What you have to do: Repeat exactly, and only, the lines from the one containing "What data populates" through the end of the records.

Items from a figure collection:
☆ ☆ ☆

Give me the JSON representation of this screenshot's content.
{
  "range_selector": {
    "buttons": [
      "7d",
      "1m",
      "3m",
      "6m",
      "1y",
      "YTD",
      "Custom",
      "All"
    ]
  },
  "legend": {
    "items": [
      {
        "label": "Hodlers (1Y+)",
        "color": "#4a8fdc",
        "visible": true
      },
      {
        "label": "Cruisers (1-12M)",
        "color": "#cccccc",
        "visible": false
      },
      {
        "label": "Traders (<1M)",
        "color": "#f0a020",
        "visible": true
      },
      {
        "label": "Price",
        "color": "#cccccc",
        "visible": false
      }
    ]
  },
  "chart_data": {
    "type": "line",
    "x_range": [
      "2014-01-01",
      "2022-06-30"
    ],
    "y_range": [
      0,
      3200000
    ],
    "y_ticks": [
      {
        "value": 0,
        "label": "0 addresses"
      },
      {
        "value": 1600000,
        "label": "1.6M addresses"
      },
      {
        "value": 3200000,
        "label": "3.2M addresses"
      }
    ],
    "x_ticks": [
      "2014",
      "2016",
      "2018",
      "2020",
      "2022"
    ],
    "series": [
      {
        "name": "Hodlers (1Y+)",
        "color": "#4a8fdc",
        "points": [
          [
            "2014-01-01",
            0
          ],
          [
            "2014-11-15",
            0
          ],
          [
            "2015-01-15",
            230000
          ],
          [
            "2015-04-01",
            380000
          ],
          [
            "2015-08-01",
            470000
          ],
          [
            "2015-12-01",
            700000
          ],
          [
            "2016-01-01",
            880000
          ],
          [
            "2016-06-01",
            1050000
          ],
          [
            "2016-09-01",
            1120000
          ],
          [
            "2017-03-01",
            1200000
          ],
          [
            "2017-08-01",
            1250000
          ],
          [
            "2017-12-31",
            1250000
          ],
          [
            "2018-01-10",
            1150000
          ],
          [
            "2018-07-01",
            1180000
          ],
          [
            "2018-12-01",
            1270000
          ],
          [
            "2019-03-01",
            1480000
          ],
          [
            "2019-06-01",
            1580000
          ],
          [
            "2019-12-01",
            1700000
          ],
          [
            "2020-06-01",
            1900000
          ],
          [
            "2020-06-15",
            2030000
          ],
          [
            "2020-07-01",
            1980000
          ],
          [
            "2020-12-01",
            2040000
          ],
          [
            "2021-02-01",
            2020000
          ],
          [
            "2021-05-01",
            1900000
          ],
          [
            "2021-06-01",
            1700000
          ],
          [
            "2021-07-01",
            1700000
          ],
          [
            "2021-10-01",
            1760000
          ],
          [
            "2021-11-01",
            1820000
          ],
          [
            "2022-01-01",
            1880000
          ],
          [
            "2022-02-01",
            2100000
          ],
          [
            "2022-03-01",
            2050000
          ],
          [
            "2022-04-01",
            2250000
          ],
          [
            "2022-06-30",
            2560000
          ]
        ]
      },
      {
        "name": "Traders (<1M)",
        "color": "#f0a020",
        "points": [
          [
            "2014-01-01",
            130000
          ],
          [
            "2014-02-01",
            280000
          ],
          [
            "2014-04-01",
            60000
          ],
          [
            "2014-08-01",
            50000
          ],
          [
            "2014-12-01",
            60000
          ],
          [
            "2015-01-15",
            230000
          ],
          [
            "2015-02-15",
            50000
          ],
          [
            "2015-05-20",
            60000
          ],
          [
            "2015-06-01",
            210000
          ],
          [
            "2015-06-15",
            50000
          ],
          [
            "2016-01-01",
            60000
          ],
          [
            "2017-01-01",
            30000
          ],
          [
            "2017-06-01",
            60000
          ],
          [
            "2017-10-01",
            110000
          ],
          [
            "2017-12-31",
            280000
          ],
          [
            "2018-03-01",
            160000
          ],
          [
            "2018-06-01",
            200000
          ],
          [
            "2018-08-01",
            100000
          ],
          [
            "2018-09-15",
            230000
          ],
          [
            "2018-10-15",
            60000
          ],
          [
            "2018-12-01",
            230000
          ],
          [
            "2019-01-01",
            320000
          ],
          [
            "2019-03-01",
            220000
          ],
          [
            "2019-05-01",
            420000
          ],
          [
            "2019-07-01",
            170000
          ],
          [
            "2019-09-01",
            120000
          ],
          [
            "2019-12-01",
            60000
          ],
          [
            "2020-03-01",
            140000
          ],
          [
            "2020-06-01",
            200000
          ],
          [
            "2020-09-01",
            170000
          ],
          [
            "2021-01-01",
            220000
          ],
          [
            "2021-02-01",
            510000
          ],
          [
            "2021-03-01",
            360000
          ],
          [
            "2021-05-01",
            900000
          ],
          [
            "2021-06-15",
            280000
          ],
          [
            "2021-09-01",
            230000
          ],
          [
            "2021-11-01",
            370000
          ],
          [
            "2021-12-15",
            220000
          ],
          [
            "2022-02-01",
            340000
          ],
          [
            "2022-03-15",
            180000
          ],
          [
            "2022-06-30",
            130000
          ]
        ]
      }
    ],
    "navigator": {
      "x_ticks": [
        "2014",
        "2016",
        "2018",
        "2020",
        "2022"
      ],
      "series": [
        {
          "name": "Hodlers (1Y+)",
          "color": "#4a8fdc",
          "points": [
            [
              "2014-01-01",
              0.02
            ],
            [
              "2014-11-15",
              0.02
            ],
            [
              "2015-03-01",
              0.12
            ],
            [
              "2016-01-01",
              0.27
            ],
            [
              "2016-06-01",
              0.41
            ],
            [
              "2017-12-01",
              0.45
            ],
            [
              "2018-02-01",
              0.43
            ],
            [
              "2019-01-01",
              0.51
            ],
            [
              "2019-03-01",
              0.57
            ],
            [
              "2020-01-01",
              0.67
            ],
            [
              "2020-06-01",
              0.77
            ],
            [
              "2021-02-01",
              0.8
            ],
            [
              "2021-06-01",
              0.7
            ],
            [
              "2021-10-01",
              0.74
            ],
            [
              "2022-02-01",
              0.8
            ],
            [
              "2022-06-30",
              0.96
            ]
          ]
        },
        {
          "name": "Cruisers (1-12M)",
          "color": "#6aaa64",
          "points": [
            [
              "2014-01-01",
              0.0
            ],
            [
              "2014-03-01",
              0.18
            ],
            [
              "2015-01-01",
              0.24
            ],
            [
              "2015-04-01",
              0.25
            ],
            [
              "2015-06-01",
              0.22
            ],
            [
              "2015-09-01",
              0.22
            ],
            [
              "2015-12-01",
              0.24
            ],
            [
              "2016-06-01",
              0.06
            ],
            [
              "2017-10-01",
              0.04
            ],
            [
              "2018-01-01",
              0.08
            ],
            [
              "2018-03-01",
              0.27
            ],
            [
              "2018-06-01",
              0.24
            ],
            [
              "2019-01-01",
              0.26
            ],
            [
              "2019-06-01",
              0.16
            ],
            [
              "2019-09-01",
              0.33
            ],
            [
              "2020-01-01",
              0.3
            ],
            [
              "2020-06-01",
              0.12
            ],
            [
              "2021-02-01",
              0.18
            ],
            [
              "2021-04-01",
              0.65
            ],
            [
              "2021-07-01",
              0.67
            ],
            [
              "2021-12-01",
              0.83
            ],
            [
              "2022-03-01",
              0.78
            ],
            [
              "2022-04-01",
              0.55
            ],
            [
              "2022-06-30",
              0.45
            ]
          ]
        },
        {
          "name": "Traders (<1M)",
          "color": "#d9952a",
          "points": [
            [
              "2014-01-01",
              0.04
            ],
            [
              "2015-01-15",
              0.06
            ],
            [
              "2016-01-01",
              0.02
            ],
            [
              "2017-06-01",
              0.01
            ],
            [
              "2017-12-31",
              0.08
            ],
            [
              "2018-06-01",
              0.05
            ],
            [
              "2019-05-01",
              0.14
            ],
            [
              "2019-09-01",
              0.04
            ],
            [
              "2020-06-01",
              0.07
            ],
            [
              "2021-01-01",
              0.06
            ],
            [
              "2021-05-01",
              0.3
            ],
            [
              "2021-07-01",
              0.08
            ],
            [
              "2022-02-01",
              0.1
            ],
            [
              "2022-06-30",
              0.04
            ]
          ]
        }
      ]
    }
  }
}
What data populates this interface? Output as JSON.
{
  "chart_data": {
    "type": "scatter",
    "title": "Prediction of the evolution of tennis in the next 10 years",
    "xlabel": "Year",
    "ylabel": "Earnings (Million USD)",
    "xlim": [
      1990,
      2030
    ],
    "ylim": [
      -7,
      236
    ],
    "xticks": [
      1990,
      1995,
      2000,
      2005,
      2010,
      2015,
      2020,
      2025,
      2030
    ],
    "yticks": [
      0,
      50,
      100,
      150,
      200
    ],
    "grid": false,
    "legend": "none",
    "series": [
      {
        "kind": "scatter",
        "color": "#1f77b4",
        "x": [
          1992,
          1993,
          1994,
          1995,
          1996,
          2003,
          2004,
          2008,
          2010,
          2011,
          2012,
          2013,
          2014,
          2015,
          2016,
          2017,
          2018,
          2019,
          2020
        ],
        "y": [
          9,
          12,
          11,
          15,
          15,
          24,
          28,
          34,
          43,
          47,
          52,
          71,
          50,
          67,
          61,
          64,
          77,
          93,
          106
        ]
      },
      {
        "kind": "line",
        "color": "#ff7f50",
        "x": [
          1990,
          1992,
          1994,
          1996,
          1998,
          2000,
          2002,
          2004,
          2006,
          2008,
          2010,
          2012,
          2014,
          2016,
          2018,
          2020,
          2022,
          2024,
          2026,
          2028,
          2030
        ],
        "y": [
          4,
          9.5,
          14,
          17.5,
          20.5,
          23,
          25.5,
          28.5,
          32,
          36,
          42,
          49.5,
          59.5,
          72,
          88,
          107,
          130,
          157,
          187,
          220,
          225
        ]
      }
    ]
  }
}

☆ ☆ ☆

Complete output:
What data populates this interface? Output as JSON.
{
  "chart_data": {
    "type": "scatter",
    "title": "Prediction of the evolution of tennis in the next 10 years",
    "xlabel": "Year",
    "ylabel": "Earnings (Million USD)",
    "xlim": [
      1990,
      2030
    ],
    "ylim": [
      -7,
      236
    ],
    "xticks": [
      1990,
      1995,
      2000,
      2005,
      2010,
      2015,
      2020,
      2025,
      2030
    ],
    "yticks": [
      0,
      50,
      100,
      150,
      200
    ],
    "grid": false,
    "legend": "none",
    "series": [
      {
        "kind": "scatter",
        "color": "#1f77b4",
        "x": [
          1992,
          1993,
          1994,
          1995,
          1996,
          2003,
          2004,
          2008,
          2010,
          2011,
          2012,
          2013,
          2014,
          2015,
          2016,
          2017,
          2018,
          2019,
          2020
        ],
        "y": [
          9,
          12,
          11,
          15,
          15,
          24,
          28,
          34,
          43,
          47,
          52,
          71,
          50,
          67,
          61,
          64,
          77,
          93,
          106
        ]
      },
      {
        "kind": "line",
        "color": "#ff7f50",
        "x": [
          1990,
          1992,
          1994,
          1996,
          1998,
          2000,
          2002,
          2004,
          2006,
          2008,
          2010,
          2012,
          2014,
          2016,
          2018,
          2020,
          2022,
          2024,
          2026,
          2028,
          2030
        ],
        "y": [
          4,
          9.5,
          14,
          17.5,
          20.5,
          23,
          25.5,
          28.5,
          32,
          36,
          42,
          49.5,
          59.5,
          72,
          88,
          107,
          130,
          157,
          187,
          220,
          225
        ]
      }
    ]
  }
}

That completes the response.